■ **Work instructions**:
Locate each line in the records containing "Autobids". Copy it.

■ **Records**:
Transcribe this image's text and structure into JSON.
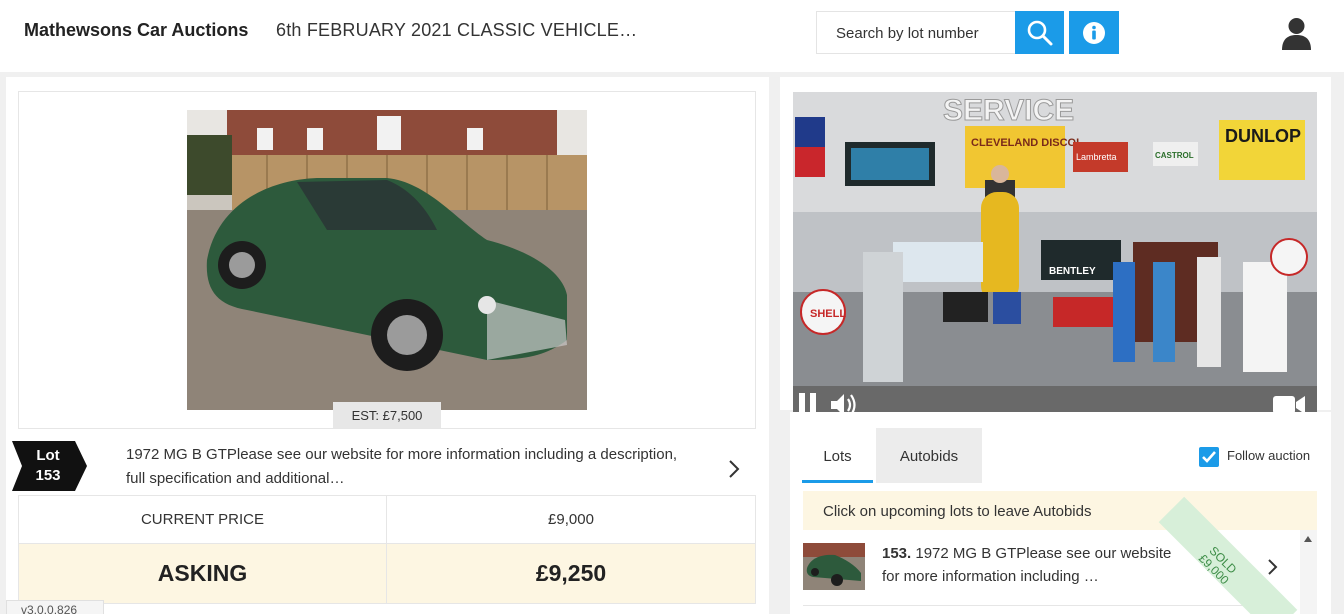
{
  "header": {
    "brand": "Mathewsons Car Auctions",
    "sale_title": "6th FEBRUARY 2021 CLASSIC VEHICLE…",
    "search_placeholder": "Search by lot number",
    "accent": "#1b9be8",
    "icons": [
      "search-icon",
      "info-icon",
      "user-icon"
    ]
  },
  "lot": {
    "estimate": "EST: £7,500",
    "badge_label": "Lot",
    "badge_number": "153",
    "description": "1972 MG B GTPlease see our website for more information including a description, full specification and additional…",
    "current_price_label": "CURRENT PRICE",
    "current_price": "£9,000",
    "asking_label": "ASKING",
    "asking_price": "£9,250"
  },
  "video": {
    "controls": [
      "pause-icon",
      "volume-icon",
      "camera-icon"
    ],
    "sign_texts": [
      "SERVICE",
      "CLEVELAND DISCOL",
      "DUNLOP",
      "BENTLEY",
      "SHELL",
      "Lambretta",
      "CASTROL"
    ]
  },
  "tabs": [
    {
      "label": "Lots",
      "active": true
    },
    {
      "label": "Autobids",
      "active": false
    }
  ],
  "follow": {
    "label": "Follow auction",
    "checked": true
  },
  "lots_panel": {
    "hint": "Click on upcoming lots to leave Autobids",
    "rows": [
      {
        "number": "153.",
        "text": "1972 MG B GTPlease see our website for more information including …",
        "status": "SOLD",
        "sold_price": "£9,000"
      }
    ]
  },
  "version": "v3.0.0.826"
}
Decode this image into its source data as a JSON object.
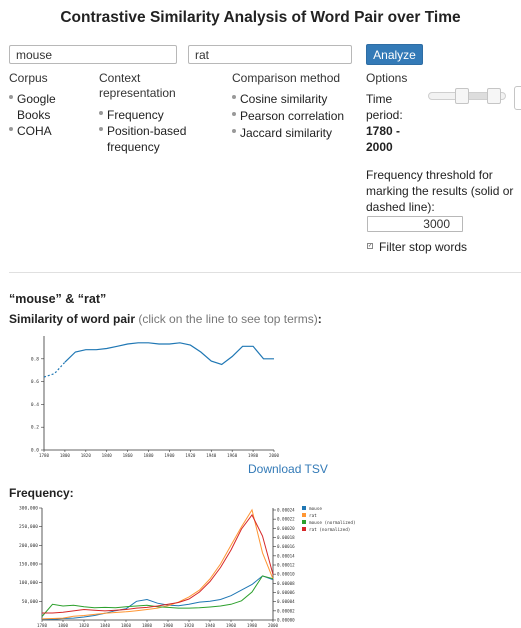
{
  "title": "Contrastive Similarity Analysis of Word Pair over Time",
  "inputs": {
    "word1": "mouse",
    "word2": "rat"
  },
  "analyze_label": "Analyze",
  "corpus": {
    "label": "Corpus",
    "options": [
      "Google Books",
      "COHA"
    ],
    "selected": "Google Books"
  },
  "context": {
    "label": "Context representation",
    "options": [
      "Frequency",
      "Position-based frequency"
    ]
  },
  "comparison": {
    "label": "Comparison method",
    "options": [
      "Cosine similarity",
      "Pearson correlation",
      "Jaccard similarity"
    ],
    "selected": "Cosine similarity"
  },
  "options": {
    "label": "Options",
    "time_period_label": "Time period:",
    "time_period_value": "1780 - 2000",
    "threshold_label": "Frequency threshold for marking the results (solid or dashed line):",
    "threshold_value": "3000",
    "filter_label": "Filter stop words",
    "filter_checked": true
  },
  "result": {
    "pair_title": "“mouse” & “rat”",
    "similarity_label": "Similarity of word pair",
    "similarity_hint": "(click on the line to see top terms)",
    "download_label": "Download TSV",
    "frequency_label": "Frequency:"
  },
  "colors": {
    "accent": "#337ab7",
    "mouse": "#1f77b4",
    "rat": "#ff9633",
    "mouse_norm": "#2ca02c",
    "rat_norm": "#d62728"
  },
  "chart_data": [
    {
      "type": "line",
      "x": [
        1780,
        1790,
        1800,
        1810,
        1820,
        1830,
        1840,
        1850,
        1860,
        1870,
        1880,
        1890,
        1900,
        1910,
        1920,
        1930,
        1940,
        1950,
        1960,
        1970,
        1980,
        1990,
        2000
      ],
      "series": [
        {
          "values": [
            0.64,
            0.67,
            0.77,
            0.86,
            0.88,
            0.88,
            0.89,
            0.91,
            0.93,
            0.94,
            0.94,
            0.93,
            0.93,
            0.94,
            0.92,
            0.86,
            0.78,
            0.75,
            0.82,
            0.91,
            0.91,
            0.8,
            0.8
          ]
        }
      ],
      "x_ticks": [
        "1780",
        "1800",
        "1820",
        "1840",
        "1860",
        "1880",
        "1900",
        "1920",
        "1940",
        "1960",
        "1980",
        "2000"
      ],
      "y_ticks": [
        "0.0",
        "0.2",
        "0.4",
        "0.6",
        "0.8"
      ],
      "xlim": [
        1780,
        2000
      ],
      "ylim": [
        0,
        1.0
      ],
      "solid_from": 1800
    },
    {
      "type": "line",
      "x": [
        1780,
        1790,
        1800,
        1810,
        1820,
        1830,
        1840,
        1850,
        1860,
        1870,
        1880,
        1890,
        1900,
        1910,
        1920,
        1930,
        1940,
        1950,
        1960,
        1970,
        1980,
        1990,
        2000
      ],
      "series": [
        {
          "name": "mouse",
          "axis": "left",
          "values": [
            2000,
            1500,
            4000,
            5000,
            8000,
            12000,
            18000,
            25000,
            30000,
            50000,
            55000,
            45000,
            40000,
            38000,
            42000,
            48000,
            50000,
            55000,
            65000,
            80000,
            95000,
            118000,
            108000
          ]
        },
        {
          "name": "rat",
          "axis": "left",
          "values": [
            3000,
            4000,
            5000,
            10000,
            12000,
            15000,
            18000,
            20000,
            22000,
            25000,
            28000,
            32000,
            38000,
            48000,
            62000,
            80000,
            110000,
            150000,
            200000,
            250000,
            295000,
            180000,
            110000
          ]
        },
        {
          "name": "mouse (normalized)",
          "axis": "right",
          "values": [
            1e-06,
            4.5e-06,
            4e-06,
            4.2e-06,
            3.8e-06,
            3.5e-06,
            3.6e-06,
            3.5e-06,
            3.8e-06,
            4e-06,
            4.2e-06,
            3.8e-06,
            3.6e-06,
            3.4e-06,
            3.4e-06,
            3.5e-06,
            3.7e-06,
            4e-06,
            4.5e-06,
            5.5e-06,
            8e-06,
            1.26e-05,
            1.18e-05
          ]
        },
        {
          "name": "rat (normalized)",
          "axis": "right",
          "values": [
            2e-06,
            2e-06,
            2.2e-06,
            2.6e-06,
            3e-06,
            2.8e-06,
            2.6e-06,
            2.8e-06,
            3e-06,
            3.4e-06,
            3.6e-06,
            4e-06,
            4.5e-06,
            5e-06,
            6e-06,
            8e-06,
            1.1e-05,
            1.5e-05,
            2e-05,
            2.6e-05,
            3e-05,
            2.4e-05,
            1.3e-05
          ]
        }
      ],
      "x_ticks": [
        "1780",
        "1800",
        "1820",
        "1840",
        "1860",
        "1880",
        "1900",
        "1920",
        "1940",
        "1960",
        "1980",
        "2000"
      ],
      "y_ticks_left": [
        "50,000",
        "100,000",
        "150,000",
        "200,000",
        "250,000",
        "300,000"
      ],
      "y_ticks_right": [
        "0.00000",
        "0.00002",
        "0.00004",
        "0.00006",
        "0.00008",
        "0.00010",
        "0.00012",
        "0.00014",
        "0.00016",
        "0.00018",
        "0.00020",
        "0.00022",
        "0.00024"
      ],
      "xlim": [
        1780,
        2000
      ],
      "ylim_left": [
        0,
        300000
      ],
      "ylim_right": [
        0,
        3.2e-05
      ],
      "legend": [
        "mouse",
        "rat",
        "mouse (normalized)",
        "rat (normalized)"
      ],
      "legend_position": "right"
    }
  ]
}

■ **Answer for the task**:
      "label": "Autobids",
    "hint": "Click on upcoming lots to leave Autobids",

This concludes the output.